◆ **FRAGMENTO SELECCIONADO**:
******************************

Una baja en la mortalidad infantil y una mejora en el rendimiento de las cosechas permitió un portentoso aumento de la población europea. “Si continuamos reproduciéndonos a este ritmo, no alcanzará el alimento para la población”, dictaminó el piadoso reverendo Malthaus hacia el 1800.

Aunque el diagnóstico era correcto, la solución que Malthaus dio al problema era menos que ilusa: aumentar la edad casamentera de las damas para disminuir su tiempo reproductivo. Era como reducir la frecuencia de los incendios disminuyendo el tamaño de las cajas de fósforos.

El mismo Malthaus había contribuido a la superpoblación mundial con tres vástagos. No mucho, pero suficiente para mostrar que la abstención no era su fuerte.

Mientras el mundo debatía estos temas, las mujeres proclamaban su independencia. Y esa independencia, tanto laboral como económica, pasaba por no quedar embarazada en cada oportunidad que tuvieran a bien relacionarse con su pareja. Las opciones “morales” que se les ofrecía eran:

1) La abstención: poco estimulante.

2) Las lactancias prolongadas: poco precisas.

3) El coitus que “interrumpía” todo encanto en la relación: poco efectivo y muy neurotizante.

4) Deshacerse de la criatura antes del parto o después de este: muy cruel, aunque fuese este el método utilizado desde los espartanos hasta Rousseau

Eso era todo lo que la pacata sociedad victoriana podía ofrecer a las mujeres que, para colmo, estaban bastante desinformadas sobre cómo evitar la llegada de vástagos al mundo.

En 1877 se armó un gran escándalo al publicarse Frutos de Filosofía, de Charles Knowlton ¿Escándalo? ¿Por un libro de filosofía? Les leo el subtítulo: “La compañía privada de toda pareja joven”. El libro informaba, con ilustraciones, todas las vicisitudes de la vida en pareja y cómo resolverlas. Tenía dibujos, quizás un poco demasiado explícitos para la época, pero que hoy se utilizarían en un manual de cuarto grado. Al editor lo condenaron a dos años de trabajos forzados (como después le darían a Oscar Wilde por su escandalosa relación con Lord Alfred Douglas).

A otra autora difusora de la anticoncepción, la Señora Anne Besaut (1849-1933), la multaron con 100 libras y con seis meses de prisión por editar semejante “monstruosidad pornográfica(1) ”. Después publicó La ley de la población y vendió 175.000 copias.

******************************

Reproduzca literalmente el pasaje del fragmento sobre la historia de la anticoncepción que comienza con "En 1877 se armó" y continúa hasta "Lord Alfred Douglas).". Los ítems no guardan relación alguna con el fragmento.

******************************

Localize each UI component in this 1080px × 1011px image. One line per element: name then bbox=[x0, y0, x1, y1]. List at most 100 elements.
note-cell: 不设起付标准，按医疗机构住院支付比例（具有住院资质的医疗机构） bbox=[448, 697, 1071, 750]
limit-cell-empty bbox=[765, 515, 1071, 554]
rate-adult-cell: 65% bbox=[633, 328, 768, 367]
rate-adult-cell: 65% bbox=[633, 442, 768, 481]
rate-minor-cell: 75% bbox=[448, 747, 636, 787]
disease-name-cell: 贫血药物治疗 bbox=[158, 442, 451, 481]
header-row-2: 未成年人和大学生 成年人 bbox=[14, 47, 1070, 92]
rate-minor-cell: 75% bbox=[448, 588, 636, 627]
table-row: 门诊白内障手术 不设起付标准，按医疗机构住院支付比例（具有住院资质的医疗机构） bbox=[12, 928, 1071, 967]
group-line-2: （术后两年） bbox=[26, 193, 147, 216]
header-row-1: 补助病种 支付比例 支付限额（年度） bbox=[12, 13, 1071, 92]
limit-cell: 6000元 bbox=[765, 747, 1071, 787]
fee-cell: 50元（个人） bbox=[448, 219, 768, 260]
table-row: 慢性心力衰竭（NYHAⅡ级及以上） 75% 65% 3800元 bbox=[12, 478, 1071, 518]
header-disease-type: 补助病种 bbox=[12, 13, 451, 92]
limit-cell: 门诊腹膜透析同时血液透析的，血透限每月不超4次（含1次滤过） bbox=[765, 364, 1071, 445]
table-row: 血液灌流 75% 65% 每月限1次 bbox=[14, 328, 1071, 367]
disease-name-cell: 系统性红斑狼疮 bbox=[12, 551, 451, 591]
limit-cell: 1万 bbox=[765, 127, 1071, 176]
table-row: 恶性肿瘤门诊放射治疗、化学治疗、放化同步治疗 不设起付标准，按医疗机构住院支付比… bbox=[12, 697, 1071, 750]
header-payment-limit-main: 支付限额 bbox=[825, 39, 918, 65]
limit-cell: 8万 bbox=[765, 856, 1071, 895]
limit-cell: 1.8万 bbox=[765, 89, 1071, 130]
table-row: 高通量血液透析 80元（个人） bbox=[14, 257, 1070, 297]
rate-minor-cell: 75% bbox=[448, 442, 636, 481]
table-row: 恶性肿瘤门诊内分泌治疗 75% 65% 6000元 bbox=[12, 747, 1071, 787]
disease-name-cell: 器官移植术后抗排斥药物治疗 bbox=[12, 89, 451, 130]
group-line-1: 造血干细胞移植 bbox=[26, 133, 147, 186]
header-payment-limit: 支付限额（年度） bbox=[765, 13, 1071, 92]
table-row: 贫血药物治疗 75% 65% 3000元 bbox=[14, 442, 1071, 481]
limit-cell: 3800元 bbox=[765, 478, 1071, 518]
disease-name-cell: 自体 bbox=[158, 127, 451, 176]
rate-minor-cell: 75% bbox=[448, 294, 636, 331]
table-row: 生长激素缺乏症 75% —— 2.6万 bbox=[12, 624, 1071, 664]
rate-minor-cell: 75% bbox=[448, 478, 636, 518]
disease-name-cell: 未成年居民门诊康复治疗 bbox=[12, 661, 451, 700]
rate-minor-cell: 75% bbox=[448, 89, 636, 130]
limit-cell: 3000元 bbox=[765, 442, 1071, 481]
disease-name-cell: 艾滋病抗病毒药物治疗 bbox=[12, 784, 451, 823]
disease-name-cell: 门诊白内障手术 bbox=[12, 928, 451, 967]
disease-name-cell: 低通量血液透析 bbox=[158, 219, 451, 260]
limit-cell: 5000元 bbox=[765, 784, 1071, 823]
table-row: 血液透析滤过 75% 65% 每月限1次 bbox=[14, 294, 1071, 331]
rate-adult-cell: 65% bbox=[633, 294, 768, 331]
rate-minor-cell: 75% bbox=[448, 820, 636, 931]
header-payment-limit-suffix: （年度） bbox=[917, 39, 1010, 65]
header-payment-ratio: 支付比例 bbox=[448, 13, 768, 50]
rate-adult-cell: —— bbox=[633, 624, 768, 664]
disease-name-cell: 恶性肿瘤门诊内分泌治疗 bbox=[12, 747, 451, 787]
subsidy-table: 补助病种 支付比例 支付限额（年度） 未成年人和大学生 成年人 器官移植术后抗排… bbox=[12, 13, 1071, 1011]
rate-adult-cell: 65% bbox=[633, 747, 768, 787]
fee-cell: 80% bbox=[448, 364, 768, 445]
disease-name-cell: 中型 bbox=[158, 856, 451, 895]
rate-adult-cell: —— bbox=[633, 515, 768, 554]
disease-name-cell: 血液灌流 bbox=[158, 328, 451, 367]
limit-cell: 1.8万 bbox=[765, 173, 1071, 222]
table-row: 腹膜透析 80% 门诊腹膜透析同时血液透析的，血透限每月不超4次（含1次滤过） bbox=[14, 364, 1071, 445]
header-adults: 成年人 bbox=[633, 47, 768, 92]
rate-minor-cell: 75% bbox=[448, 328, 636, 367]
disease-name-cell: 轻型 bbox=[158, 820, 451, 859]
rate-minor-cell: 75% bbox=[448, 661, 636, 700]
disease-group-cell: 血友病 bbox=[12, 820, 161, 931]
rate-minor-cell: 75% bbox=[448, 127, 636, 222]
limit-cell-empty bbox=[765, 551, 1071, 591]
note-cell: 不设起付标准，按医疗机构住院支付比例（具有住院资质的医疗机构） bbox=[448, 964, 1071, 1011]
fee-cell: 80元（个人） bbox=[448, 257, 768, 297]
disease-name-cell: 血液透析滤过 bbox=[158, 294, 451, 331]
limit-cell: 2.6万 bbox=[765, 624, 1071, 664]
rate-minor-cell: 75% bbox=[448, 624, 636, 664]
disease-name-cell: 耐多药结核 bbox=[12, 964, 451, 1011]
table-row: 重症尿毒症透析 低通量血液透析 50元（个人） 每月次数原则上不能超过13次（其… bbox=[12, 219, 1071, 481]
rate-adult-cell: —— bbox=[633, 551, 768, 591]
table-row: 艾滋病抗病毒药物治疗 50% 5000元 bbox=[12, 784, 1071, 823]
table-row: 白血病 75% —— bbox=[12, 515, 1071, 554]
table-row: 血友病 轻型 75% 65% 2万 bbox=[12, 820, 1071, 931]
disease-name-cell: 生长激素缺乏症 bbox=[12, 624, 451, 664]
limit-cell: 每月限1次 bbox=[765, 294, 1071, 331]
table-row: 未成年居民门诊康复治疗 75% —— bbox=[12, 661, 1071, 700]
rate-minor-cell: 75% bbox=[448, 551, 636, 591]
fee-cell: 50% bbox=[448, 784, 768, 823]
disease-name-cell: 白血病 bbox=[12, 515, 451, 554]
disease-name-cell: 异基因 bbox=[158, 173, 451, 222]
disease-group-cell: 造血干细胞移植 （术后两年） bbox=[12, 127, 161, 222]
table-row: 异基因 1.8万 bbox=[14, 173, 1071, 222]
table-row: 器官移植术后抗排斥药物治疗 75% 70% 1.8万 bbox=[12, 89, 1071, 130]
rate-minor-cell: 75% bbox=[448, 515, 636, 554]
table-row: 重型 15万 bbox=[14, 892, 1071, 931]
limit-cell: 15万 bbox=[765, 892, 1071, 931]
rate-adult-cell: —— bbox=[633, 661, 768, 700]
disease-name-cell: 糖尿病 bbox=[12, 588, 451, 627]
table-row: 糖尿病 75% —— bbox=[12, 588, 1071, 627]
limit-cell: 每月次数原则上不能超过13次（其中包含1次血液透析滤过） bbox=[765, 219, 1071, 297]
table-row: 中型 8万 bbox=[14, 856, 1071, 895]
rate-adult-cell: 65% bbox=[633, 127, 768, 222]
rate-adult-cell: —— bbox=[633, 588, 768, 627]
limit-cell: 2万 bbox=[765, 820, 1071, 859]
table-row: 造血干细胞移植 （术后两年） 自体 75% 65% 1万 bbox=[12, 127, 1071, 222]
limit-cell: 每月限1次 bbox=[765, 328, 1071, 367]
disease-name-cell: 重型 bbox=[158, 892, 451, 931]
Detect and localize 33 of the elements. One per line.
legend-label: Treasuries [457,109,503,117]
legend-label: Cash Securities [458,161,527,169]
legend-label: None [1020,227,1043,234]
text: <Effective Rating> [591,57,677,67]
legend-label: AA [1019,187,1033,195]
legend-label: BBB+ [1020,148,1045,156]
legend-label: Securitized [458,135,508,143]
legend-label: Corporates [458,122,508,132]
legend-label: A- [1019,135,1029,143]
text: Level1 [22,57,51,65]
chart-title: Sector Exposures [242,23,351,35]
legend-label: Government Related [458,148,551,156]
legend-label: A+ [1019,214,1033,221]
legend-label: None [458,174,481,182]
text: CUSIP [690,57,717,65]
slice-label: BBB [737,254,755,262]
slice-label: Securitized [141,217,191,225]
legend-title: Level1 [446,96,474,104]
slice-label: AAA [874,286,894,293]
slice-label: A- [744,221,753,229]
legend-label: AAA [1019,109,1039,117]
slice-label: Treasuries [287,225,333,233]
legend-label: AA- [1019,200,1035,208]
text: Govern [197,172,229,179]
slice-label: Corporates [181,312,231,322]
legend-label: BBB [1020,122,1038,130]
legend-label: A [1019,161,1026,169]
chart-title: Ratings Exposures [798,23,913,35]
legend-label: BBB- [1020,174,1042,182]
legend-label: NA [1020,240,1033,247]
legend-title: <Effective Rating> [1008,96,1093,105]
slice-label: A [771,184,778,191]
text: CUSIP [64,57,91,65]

******************************

◆ **RESPUESTA DEL EJERCICIO**:
En 1877 se armó un gran escándalo al publicarse Frutos de Filosofía, de Charles Knowlton ¿Escándalo? ¿Por un libro de filosofía? Les leo el subtítulo: “La compañía privada de toda pareja joven”. El libro informaba, con ilustraciones, todas las vicisitudes de la vida en pareja y cómo resolverlas. Tenía dibujos, quizás un poco demasiado explícitos para la época, pero que hoy se utilizarían en un manual de cuarto grado. Al editor lo condenaron a dos años de trabajos forzados (como después le darían a Oscar Wilde por su escandalosa relación con Lord Alfred Douglas).